-- BEGIN EXCERPTED DATA --

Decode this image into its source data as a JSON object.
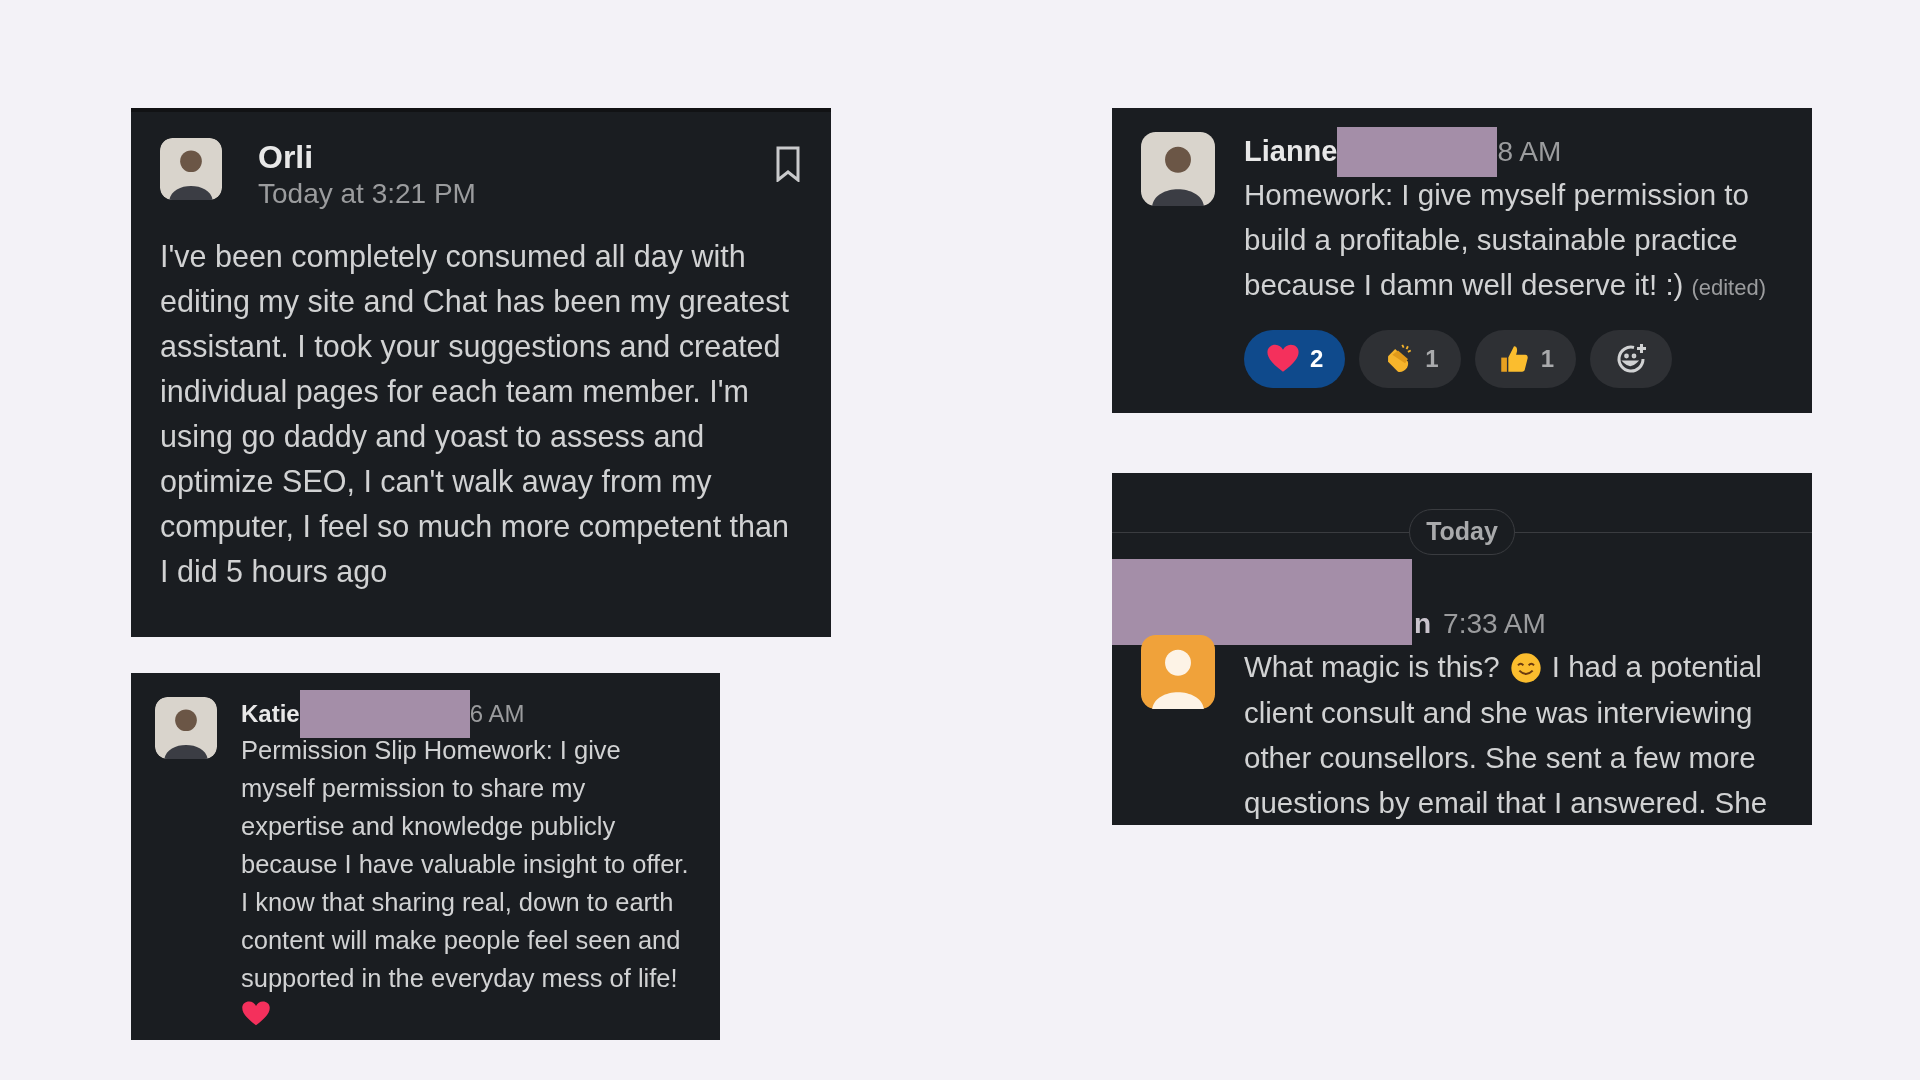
{
  "columns": [
    [
      {
        "kind": "post",
        "author": "Orli",
        "time": "Today at 3:21 PM",
        "bookmark": true,
        "text": "I've been completely consumed all day with\nediting my site and Chat has been my greatest\nassistant. I took your suggestions and created\nindividual pages for each team member. I'm\nusing go daddy and yoast to assess and\noptimize SEO, I can't walk away from my\ncomputer, I feel so much more competent than\nI did 5 hours ago"
      },
      {
        "kind": "compact",
        "author": "Katie",
        "time": "6 AM",
        "text": "Permission Slip Homework: I give\nmyself permission to share my\nexpertise and knowledge publicly\nbecause I have valuable insight to offer.\nI know that sharing real, down to earth\ncontent will make people feel seen and\nsupported in the everyday mess of life!"
      }
    ],
    [
      {
        "kind": "reacted",
        "author": "Lianne",
        "time": "8 AM",
        "text": "Homework: I give myself permission to\nbuild a profitable, sustainable practice\nbecause I damn well deserve it! :)",
        "edited": "(edited)",
        "reactions": [
          {
            "kind": "heart",
            "count": "2",
            "selected": true
          },
          {
            "kind": "clap",
            "count": "1",
            "selected": false
          },
          {
            "kind": "thumbs",
            "count": "1",
            "selected": false
          }
        ]
      },
      {
        "kind": "dated",
        "divider": "Today",
        "author_tail": "n",
        "time": "7:33 AM",
        "text_start": "What magic is this?",
        "text_after_emoji": "I had a potential",
        "text": "client consult and she was interviewing\nother counsellors. She sent a few more\nquestions by email that I answered. She"
      }
    ]
  ]
}
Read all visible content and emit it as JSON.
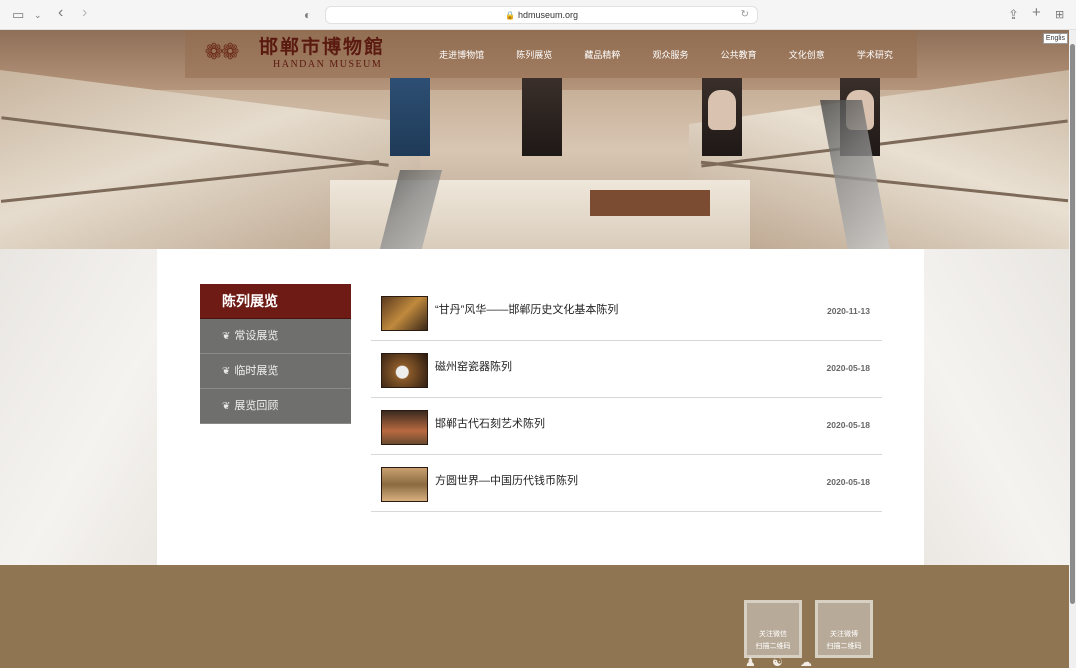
{
  "browser": {
    "url": "hdmuseum.org",
    "icons": [
      "sidebar-icon",
      "chevron-down-icon",
      "back-icon",
      "forward-icon",
      "privacy-shield-icon",
      "lock-icon",
      "reload-icon",
      "share-icon",
      "new-tab-icon",
      "tab-overview-icon"
    ]
  },
  "site": {
    "logo_cn": "邯郸市博物館",
    "logo_en": "HANDAN MUSEUM",
    "english_label": "Englis",
    "nav": [
      "走进博物馆",
      "陈列展览",
      "藏品精粹",
      "观众服务",
      "公共教育",
      "文化创意",
      "学术研究"
    ]
  },
  "sidebar": {
    "title": "陈列展览",
    "items": [
      {
        "label": "常设展览"
      },
      {
        "label": "临时展览"
      },
      {
        "label": "展览回顾"
      }
    ]
  },
  "exhibitions": [
    {
      "title": "“甘丹”风华——邯郸历史文化基本陈列",
      "date": "2020-11-13"
    },
    {
      "title": "磁州窑瓷器陈列",
      "date": "2020-05-18"
    },
    {
      "title": "邯郸古代石刻艺术陈列",
      "date": "2020-05-18"
    },
    {
      "title": "方圆世界—中国历代钱币陈列",
      "date": "2020-05-18"
    }
  ],
  "footer": {
    "qr1": {
      "line1": "关注微信",
      "line2": "扫描二维码"
    },
    "qr2": {
      "line1": "关注微博",
      "line2": "扫描二维码"
    }
  }
}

-- END EXCERPTED DATA --

** AIM OF THE TASK **
Filter the records for lines holding the string "that". Copy each one.

** SOLUTION FOR THIS TASK **
        "text": "Permission Slip Homework: I give\nmyself permission to share my\nexpertise and knowledge publicly\nbecause I have valuable insight to offer.\nI know that sharing real, down to earth\ncontent will make people feel seen and\nsupported in the everyday mess of life!"
        "text": "client consult and she was interviewing\nother counsellors. She sent a few more\nquestions by email that I answered. She"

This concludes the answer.